What you need to do
Select all lines in the records that include "text".

Dataset items
============================================================
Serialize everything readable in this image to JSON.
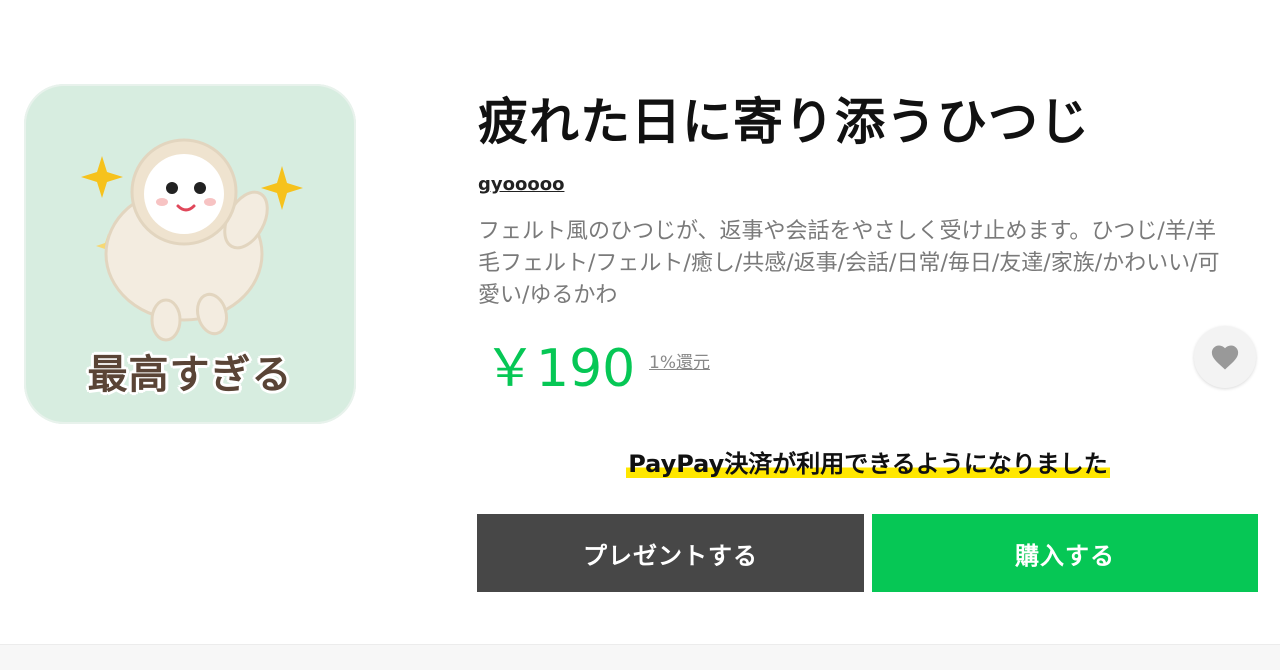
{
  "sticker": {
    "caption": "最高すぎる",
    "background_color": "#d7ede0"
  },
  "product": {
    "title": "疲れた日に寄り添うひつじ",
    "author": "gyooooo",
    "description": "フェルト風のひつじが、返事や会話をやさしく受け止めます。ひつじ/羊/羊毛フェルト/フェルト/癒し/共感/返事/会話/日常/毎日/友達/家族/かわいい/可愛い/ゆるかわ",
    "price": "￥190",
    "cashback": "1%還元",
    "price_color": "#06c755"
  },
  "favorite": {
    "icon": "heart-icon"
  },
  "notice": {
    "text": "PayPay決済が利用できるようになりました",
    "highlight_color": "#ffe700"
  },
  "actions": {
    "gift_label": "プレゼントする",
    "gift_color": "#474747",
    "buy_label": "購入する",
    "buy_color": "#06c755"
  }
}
============================================================
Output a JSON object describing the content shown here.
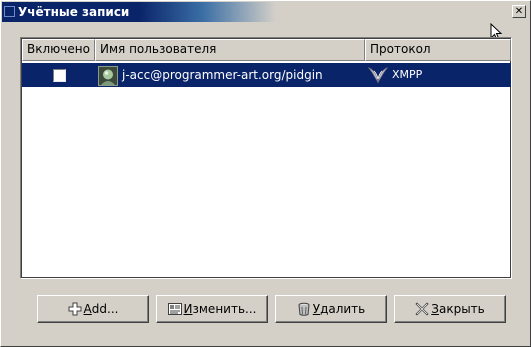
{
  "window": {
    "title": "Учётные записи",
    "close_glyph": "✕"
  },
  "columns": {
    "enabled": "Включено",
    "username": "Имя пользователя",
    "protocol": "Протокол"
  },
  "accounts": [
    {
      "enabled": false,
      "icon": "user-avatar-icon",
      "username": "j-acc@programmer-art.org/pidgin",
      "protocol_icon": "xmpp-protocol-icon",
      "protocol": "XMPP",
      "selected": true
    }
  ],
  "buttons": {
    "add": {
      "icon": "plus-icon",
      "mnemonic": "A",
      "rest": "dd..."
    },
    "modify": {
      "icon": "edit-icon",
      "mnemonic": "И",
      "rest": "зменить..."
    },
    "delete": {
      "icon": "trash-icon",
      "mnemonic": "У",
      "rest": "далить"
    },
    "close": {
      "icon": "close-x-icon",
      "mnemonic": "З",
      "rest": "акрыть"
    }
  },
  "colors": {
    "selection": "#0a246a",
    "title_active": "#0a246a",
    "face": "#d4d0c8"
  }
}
============================================================
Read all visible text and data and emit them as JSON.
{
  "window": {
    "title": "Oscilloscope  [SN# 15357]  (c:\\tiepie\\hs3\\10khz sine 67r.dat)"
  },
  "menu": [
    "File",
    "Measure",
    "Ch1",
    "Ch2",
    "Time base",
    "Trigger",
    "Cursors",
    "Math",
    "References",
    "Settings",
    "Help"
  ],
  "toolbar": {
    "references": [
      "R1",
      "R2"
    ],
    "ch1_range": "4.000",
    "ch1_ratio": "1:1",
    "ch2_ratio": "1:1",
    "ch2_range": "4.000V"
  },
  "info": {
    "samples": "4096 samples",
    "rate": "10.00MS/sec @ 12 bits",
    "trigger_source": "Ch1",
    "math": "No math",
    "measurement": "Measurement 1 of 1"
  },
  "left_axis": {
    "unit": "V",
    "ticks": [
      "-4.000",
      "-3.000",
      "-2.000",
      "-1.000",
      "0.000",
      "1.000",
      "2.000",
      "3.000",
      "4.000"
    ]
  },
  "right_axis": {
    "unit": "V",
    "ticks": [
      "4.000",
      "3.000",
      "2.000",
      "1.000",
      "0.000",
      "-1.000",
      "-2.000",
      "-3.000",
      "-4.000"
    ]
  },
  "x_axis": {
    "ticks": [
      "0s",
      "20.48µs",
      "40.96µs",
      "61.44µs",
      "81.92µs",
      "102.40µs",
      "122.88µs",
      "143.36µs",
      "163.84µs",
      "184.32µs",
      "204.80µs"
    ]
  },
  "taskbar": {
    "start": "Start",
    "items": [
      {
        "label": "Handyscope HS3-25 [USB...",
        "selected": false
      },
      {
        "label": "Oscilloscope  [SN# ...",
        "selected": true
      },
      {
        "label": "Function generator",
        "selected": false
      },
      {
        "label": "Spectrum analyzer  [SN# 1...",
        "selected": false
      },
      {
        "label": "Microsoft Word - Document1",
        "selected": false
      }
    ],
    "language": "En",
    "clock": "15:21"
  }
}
============================================================
Reply
    "text": "PayPay決済が利用できるようになりました",
Read all visible text and data and emit them as JSON.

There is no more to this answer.